## Start MATERIAL SHOWN

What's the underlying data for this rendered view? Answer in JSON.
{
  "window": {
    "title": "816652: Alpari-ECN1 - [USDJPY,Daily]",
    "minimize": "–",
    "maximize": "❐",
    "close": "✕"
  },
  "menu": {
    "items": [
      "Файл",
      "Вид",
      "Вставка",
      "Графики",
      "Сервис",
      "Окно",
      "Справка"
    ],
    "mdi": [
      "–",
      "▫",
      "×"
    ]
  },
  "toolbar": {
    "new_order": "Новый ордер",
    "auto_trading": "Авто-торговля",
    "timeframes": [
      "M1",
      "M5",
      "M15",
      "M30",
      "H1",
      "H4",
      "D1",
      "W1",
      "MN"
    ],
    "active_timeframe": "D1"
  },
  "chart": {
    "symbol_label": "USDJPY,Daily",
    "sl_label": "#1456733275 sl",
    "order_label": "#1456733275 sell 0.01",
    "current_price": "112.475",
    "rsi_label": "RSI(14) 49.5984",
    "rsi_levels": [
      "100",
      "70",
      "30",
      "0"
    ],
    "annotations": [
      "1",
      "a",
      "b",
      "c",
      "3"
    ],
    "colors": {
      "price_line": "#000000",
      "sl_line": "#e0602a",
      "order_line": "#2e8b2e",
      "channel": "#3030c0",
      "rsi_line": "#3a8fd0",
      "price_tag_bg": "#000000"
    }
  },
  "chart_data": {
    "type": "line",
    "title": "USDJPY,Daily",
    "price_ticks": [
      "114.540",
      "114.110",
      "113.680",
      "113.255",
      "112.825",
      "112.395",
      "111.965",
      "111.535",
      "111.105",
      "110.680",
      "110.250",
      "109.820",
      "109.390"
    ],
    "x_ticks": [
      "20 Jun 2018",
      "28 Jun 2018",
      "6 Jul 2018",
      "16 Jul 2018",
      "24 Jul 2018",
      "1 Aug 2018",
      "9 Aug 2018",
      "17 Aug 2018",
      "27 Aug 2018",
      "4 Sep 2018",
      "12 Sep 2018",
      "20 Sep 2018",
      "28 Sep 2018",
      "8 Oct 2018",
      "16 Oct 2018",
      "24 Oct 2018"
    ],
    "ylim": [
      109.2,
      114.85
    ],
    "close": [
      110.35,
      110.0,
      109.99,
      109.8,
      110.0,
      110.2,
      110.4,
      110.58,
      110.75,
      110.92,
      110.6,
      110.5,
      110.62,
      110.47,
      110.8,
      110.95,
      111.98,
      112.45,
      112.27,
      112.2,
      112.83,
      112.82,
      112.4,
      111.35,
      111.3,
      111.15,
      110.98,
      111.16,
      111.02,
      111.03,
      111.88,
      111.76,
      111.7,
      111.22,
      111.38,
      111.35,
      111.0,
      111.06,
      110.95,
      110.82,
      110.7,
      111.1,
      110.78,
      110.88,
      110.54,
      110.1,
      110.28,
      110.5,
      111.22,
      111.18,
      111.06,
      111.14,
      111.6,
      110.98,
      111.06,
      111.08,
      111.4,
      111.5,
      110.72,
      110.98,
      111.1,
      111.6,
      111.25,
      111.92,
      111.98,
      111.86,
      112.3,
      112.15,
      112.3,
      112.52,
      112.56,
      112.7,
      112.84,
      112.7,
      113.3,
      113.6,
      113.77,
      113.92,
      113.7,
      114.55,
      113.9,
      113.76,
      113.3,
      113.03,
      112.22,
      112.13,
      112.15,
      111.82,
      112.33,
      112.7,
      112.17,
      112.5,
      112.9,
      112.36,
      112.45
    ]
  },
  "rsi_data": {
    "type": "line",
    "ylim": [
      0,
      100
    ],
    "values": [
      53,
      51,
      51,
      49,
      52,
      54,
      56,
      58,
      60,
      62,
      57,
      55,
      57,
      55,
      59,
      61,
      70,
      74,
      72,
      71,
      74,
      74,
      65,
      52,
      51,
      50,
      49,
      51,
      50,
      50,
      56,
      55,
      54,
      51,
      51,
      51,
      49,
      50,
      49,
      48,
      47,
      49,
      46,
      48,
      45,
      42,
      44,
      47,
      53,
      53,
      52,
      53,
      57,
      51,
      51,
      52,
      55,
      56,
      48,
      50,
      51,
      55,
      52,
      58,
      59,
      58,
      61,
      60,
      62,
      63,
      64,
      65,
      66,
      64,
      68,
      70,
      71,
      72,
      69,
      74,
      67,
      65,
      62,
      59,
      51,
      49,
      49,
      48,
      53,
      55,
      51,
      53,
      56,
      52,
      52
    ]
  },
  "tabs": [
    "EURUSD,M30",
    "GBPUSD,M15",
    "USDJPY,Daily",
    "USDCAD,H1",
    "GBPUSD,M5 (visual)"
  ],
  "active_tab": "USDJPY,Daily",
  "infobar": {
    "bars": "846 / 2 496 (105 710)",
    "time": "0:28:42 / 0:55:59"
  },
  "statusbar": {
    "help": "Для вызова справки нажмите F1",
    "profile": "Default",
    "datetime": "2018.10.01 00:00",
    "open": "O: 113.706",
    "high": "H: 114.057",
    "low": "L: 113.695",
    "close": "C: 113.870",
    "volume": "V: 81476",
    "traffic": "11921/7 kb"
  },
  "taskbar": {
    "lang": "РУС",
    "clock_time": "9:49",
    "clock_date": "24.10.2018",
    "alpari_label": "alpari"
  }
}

## End MATERIAL SHOWN

* [SHORT PROBLEM]:
Copy every record above exactly as it appears.

* [RESULT]:
What's the underlying data for this rendered view? Answer in JSON.
{
  "window": {
    "title": "816652: Alpari-ECN1 - [USDJPY,Daily]",
    "minimize": "–",
    "maximize": "❐",
    "close": "✕"
  },
  "menu": {
    "items": [
      "Файл",
      "Вид",
      "Вставка",
      "Графики",
      "Сервис",
      "Окно",
      "Справка"
    ],
    "mdi": [
      "–",
      "▫",
      "×"
    ]
  },
  "toolbar": {
    "new_order": "Новый ордер",
    "auto_trading": "Авто-торговля",
    "timeframes": [
      "M1",
      "M5",
      "M15",
      "M30",
      "H1",
      "H4",
      "D1",
      "W1",
      "MN"
    ],
    "active_timeframe": "D1"
  },
  "chart": {
    "symbol_label": "USDJPY,Daily",
    "sl_label": "#1456733275 sl",
    "order_label": "#1456733275 sell 0.01",
    "current_price": "112.475",
    "rsi_label": "RSI(14) 49.5984",
    "rsi_levels": [
      "100",
      "70",
      "30",
      "0"
    ],
    "annotations": [
      "1",
      "a",
      "b",
      "c",
      "3"
    ],
    "colors": {
      "price_line": "#000000",
      "sl_line": "#e0602a",
      "order_line": "#2e8b2e",
      "channel": "#3030c0",
      "rsi_line": "#3a8fd0",
      "price_tag_bg": "#000000"
    }
  },
  "chart_data": {
    "type": "line",
    "title": "USDJPY,Daily",
    "price_ticks": [
      "114.540",
      "114.110",
      "113.680",
      "113.255",
      "112.825",
      "112.395",
      "111.965",
      "111.535",
      "111.105",
      "110.680",
      "110.250",
      "109.820",
      "109.390"
    ],
    "x_ticks": [
      "20 Jun 2018",
      "28 Jun 2018",
      "6 Jul 2018",
      "16 Jul 2018",
      "24 Jul 2018",
      "1 Aug 2018",
      "9 Aug 2018",
      "17 Aug 2018",
      "27 Aug 2018",
      "4 Sep 2018",
      "12 Sep 2018",
      "20 Sep 2018",
      "28 Sep 2018",
      "8 Oct 2018",
      "16 Oct 2018",
      "24 Oct 2018"
    ],
    "ylim": [
      109.2,
      114.85
    ],
    "close": [
      110.35,
      110.0,
      109.99,
      109.8,
      110.0,
      110.2,
      110.4,
      110.58,
      110.75,
      110.92,
      110.6,
      110.5,
      110.62,
      110.47,
      110.8,
      110.95,
      111.98,
      112.45,
      112.27,
      112.2,
      112.83,
      112.82,
      112.4,
      111.35,
      111.3,
      111.15,
      110.98,
      111.16,
      111.02,
      111.03,
      111.88,
      111.76,
      111.7,
      111.22,
      111.38,
      111.35,
      111.0,
      111.06,
      110.95,
      110.82,
      110.7,
      111.1,
      110.78,
      110.88,
      110.54,
      110.1,
      110.28,
      110.5,
      111.22,
      111.18,
      111.06,
      111.14,
      111.6,
      110.98,
      111.06,
      111.08,
      111.4,
      111.5,
      110.72,
      110.98,
      111.1,
      111.6,
      111.25,
      111.92,
      111.98,
      111.86,
      112.3,
      112.15,
      112.3,
      112.52,
      112.56,
      112.7,
      112.84,
      112.7,
      113.3,
      113.6,
      113.77,
      113.92,
      113.7,
      114.55,
      113.9,
      113.76,
      113.3,
      113.03,
      112.22,
      112.13,
      112.15,
      111.82,
      112.33,
      112.7,
      112.17,
      112.5,
      112.9,
      112.36,
      112.45
    ]
  },
  "rsi_data": {
    "type": "line",
    "ylim": [
      0,
      100
    ],
    "values": [
      53,
      51,
      51,
      49,
      52,
      54,
      56,
      58,
      60,
      62,
      57,
      55,
      57,
      55,
      59,
      61,
      70,
      74,
      72,
      71,
      74,
      74,
      65,
      52,
      51,
      50,
      49,
      51,
      50,
      50,
      56,
      55,
      54,
      51,
      51,
      51,
      49,
      50,
      49,
      48,
      47,
      49,
      46,
      48,
      45,
      42,
      44,
      47,
      53,
      53,
      52,
      53,
      57,
      51,
      51,
      52,
      55,
      56,
      48,
      50,
      51,
      55,
      52,
      58,
      59,
      58,
      61,
      60,
      62,
      63,
      64,
      65,
      66,
      64,
      68,
      70,
      71,
      72,
      69,
      74,
      67,
      65,
      62,
      59,
      51,
      49,
      49,
      48,
      53,
      55,
      51,
      53,
      56,
      52,
      52
    ]
  },
  "tabs": [
    "EURUSD,M30",
    "GBPUSD,M15",
    "USDJPY,Daily",
    "USDCAD,H1",
    "GBPUSD,M5 (visual)"
  ],
  "active_tab": "USDJPY,Daily",
  "infobar": {
    "bars": "846 / 2 496 (105 710)",
    "time": "0:28:42 / 0:55:59"
  },
  "statusbar": {
    "help": "Для вызова справки нажмите F1",
    "profile": "Default",
    "datetime": "2018.10.01 00:00",
    "open": "O: 113.706",
    "high": "H: 114.057",
    "low": "L: 113.695",
    "close": "C: 113.870",
    "volume": "V: 81476",
    "traffic": "11921/7 kb"
  },
  "taskbar": {
    "lang": "РУС",
    "clock_time": "9:49",
    "clock_date": "24.10.2018",
    "alpari_label": "alpari"
  }
}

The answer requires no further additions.